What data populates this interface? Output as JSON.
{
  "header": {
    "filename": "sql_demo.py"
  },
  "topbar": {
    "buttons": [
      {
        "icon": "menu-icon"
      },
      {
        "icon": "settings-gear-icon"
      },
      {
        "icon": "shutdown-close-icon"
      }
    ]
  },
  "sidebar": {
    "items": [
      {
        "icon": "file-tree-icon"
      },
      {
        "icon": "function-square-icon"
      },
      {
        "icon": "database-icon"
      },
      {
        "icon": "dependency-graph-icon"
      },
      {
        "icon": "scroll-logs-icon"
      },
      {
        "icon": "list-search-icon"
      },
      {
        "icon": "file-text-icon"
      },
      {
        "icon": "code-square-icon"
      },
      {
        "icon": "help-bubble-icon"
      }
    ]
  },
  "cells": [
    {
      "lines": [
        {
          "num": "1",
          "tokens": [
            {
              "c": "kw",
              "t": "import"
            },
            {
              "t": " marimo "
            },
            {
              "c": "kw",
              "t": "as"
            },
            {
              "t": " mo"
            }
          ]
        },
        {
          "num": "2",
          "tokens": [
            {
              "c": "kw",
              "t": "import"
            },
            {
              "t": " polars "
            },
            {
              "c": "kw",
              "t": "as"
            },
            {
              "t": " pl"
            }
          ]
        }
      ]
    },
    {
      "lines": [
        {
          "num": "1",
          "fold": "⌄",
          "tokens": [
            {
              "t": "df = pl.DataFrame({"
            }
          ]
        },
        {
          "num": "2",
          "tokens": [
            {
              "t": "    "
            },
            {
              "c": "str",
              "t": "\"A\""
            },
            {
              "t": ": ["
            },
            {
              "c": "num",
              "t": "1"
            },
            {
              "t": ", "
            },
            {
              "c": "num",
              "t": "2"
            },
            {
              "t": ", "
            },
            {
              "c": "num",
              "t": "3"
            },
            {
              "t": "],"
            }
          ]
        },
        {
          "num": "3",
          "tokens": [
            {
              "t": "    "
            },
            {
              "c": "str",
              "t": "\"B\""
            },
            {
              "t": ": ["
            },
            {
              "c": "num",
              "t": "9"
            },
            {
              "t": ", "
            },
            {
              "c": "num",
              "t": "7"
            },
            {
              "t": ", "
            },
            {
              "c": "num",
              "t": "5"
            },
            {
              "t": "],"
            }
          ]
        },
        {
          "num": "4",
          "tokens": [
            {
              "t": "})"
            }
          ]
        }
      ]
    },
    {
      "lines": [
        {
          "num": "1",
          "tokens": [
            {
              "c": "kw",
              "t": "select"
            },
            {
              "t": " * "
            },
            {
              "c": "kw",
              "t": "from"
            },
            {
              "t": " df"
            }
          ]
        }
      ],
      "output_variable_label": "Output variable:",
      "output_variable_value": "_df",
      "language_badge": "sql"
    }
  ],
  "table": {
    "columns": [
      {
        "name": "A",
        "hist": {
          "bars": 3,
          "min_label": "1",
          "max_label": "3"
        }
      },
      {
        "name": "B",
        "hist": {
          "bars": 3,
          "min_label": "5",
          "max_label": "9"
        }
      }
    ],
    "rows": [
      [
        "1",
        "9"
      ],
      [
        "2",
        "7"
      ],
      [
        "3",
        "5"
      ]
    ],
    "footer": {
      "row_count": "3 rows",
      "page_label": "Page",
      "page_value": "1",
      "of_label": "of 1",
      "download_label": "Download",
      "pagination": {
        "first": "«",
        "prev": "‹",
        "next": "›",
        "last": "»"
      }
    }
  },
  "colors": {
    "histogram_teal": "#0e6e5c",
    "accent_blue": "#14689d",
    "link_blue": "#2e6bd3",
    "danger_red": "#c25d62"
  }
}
★ ★ ★ ★
> [Goal]
Write out the whole listing again. Match it word for word.

> [Exercise solution]
What data populates this interface? Output as JSON.
{
  "header": {
    "filename": "sql_demo.py"
  },
  "topbar": {
    "buttons": [
      {
        "icon": "menu-icon"
      },
      {
        "icon": "settings-gear-icon"
      },
      {
        "icon": "shutdown-close-icon"
      }
    ]
  },
  "sidebar": {
    "items": [
      {
        "icon": "file-tree-icon"
      },
      {
        "icon": "function-square-icon"
      },
      {
        "icon": "database-icon"
      },
      {
        "icon": "dependency-graph-icon"
      },
      {
        "icon": "scroll-logs-icon"
      },
      {
        "icon": "list-search-icon"
      },
      {
        "icon": "file-text-icon"
      },
      {
        "icon": "code-square-icon"
      },
      {
        "icon": "help-bubble-icon"
      }
    ]
  },
  "cells": [
    {
      "lines": [
        {
          "num": "1",
          "tokens": [
            {
              "c": "kw",
              "t": "import"
            },
            {
              "t": " marimo "
            },
            {
              "c": "kw",
              "t": "as"
            },
            {
              "t": " mo"
            }
          ]
        },
        {
          "num": "2",
          "tokens": [
            {
              "c": "kw",
              "t": "import"
            },
            {
              "t": " polars "
            },
            {
              "c": "kw",
              "t": "as"
            },
            {
              "t": " pl"
            }
          ]
        }
      ]
    },
    {
      "lines": [
        {
          "num": "1",
          "fold": "⌄",
          "tokens": [
            {
              "t": "df = pl.DataFrame({"
            }
          ]
        },
        {
          "num": "2",
          "tokens": [
            {
              "t": "    "
            },
            {
              "c": "str",
              "t": "\"A\""
            },
            {
              "t": ": ["
            },
            {
              "c": "num",
              "t": "1"
            },
            {
              "t": ", "
            },
            {
              "c": "num",
              "t": "2"
            },
            {
              "t": ", "
            },
            {
              "c": "num",
              "t": "3"
            },
            {
              "t": "],"
            }
          ]
        },
        {
          "num": "3",
          "tokens": [
            {
              "t": "    "
            },
            {
              "c": "str",
              "t": "\"B\""
            },
            {
              "t": ": ["
            },
            {
              "c": "num",
              "t": "9"
            },
            {
              "t": ", "
            },
            {
              "c": "num",
              "t": "7"
            },
            {
              "t": ", "
            },
            {
              "c": "num",
              "t": "5"
            },
            {
              "t": "],"
            }
          ]
        },
        {
          "num": "4",
          "tokens": [
            {
              "t": "})"
            }
          ]
        }
      ]
    },
    {
      "lines": [
        {
          "num": "1",
          "tokens": [
            {
              "c": "kw",
              "t": "select"
            },
            {
              "t": " * "
            },
            {
              "c": "kw",
              "t": "from"
            },
            {
              "t": " df"
            }
          ]
        }
      ],
      "output_variable_label": "Output variable:",
      "output_variable_value": "_df",
      "language_badge": "sql"
    }
  ],
  "table": {
    "columns": [
      {
        "name": "A",
        "hist": {
          "bars": 3,
          "min_label": "1",
          "max_label": "3"
        }
      },
      {
        "name": "B",
        "hist": {
          "bars": 3,
          "min_label": "5",
          "max_label": "9"
        }
      }
    ],
    "rows": [
      [
        "1",
        "9"
      ],
      [
        "2",
        "7"
      ],
      [
        "3",
        "5"
      ]
    ],
    "footer": {
      "row_count": "3 rows",
      "page_label": "Page",
      "page_value": "1",
      "of_label": "of 1",
      "download_label": "Download",
      "pagination": {
        "first": "«",
        "prev": "‹",
        "next": "›",
        "last": "»"
      }
    }
  },
  "colors": {
    "histogram_teal": "#0e6e5c",
    "accent_blue": "#14689d",
    "link_blue": "#2e6bd3",
    "danger_red": "#c25d62"
  }
}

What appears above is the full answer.